*PROBLEM DETAILS*.
Some lines of these records may hold the word "during"; state how many, using only the number.

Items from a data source
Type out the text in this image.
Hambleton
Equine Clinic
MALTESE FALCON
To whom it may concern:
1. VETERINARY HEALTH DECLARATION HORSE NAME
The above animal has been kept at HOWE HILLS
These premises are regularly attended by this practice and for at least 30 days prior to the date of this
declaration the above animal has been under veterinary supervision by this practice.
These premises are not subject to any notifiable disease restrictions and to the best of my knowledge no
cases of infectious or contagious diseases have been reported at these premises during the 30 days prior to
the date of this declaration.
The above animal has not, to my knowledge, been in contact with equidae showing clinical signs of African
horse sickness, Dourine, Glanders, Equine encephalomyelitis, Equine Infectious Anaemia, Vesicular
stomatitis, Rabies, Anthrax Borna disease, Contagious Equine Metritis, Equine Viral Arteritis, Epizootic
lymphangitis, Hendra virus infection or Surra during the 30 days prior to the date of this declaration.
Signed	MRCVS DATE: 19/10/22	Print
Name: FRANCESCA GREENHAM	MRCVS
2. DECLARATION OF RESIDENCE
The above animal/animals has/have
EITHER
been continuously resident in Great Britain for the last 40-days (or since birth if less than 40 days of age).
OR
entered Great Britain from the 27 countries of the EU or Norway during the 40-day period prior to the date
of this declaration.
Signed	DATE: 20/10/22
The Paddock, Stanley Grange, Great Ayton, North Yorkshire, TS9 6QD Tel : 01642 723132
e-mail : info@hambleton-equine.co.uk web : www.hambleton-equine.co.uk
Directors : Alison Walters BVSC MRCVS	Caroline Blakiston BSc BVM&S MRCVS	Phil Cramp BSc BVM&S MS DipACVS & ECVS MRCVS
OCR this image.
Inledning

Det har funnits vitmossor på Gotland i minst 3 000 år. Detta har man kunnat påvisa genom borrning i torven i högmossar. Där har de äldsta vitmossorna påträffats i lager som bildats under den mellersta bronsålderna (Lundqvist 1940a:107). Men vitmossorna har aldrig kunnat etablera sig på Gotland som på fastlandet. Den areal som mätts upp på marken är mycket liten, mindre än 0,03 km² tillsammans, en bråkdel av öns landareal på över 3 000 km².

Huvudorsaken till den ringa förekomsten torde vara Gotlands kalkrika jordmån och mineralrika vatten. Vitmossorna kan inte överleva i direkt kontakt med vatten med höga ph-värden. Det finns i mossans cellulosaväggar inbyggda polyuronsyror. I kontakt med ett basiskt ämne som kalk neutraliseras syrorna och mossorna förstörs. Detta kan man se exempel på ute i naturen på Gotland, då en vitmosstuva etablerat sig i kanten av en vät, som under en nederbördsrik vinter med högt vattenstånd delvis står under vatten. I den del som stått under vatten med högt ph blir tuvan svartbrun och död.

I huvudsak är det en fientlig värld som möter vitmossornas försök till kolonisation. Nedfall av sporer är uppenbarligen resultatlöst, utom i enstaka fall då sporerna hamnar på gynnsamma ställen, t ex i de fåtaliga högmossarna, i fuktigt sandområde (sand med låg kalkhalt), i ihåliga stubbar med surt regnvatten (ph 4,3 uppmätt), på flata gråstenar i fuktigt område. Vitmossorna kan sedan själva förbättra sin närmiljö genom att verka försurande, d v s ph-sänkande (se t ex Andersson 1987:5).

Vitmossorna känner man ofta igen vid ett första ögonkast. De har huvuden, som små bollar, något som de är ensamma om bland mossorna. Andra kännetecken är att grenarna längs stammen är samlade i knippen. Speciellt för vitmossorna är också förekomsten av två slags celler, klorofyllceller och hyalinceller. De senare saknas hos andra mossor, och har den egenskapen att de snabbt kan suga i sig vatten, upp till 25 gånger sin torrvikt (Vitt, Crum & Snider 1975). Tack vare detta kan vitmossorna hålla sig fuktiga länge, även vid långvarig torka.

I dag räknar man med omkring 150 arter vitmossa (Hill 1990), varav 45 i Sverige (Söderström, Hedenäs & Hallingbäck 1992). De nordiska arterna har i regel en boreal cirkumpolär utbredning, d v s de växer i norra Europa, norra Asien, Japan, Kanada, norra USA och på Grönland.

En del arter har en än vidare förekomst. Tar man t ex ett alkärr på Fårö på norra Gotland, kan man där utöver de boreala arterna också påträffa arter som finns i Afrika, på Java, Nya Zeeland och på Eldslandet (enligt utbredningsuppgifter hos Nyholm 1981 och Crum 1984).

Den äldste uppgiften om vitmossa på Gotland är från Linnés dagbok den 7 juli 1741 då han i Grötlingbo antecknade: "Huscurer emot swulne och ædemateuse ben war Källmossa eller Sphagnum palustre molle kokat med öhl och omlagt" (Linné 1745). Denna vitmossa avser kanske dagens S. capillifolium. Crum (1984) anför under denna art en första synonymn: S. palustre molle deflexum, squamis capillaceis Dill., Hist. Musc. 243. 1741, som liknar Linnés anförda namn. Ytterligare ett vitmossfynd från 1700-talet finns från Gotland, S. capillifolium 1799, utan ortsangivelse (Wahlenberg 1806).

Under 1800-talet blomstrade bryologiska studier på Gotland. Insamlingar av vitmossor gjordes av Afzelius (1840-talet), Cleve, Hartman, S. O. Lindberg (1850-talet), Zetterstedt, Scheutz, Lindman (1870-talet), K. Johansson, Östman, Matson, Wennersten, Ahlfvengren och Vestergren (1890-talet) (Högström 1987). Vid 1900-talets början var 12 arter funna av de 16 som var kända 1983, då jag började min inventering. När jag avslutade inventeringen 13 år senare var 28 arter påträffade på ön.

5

*RESULT FOR THIS TASK*.
3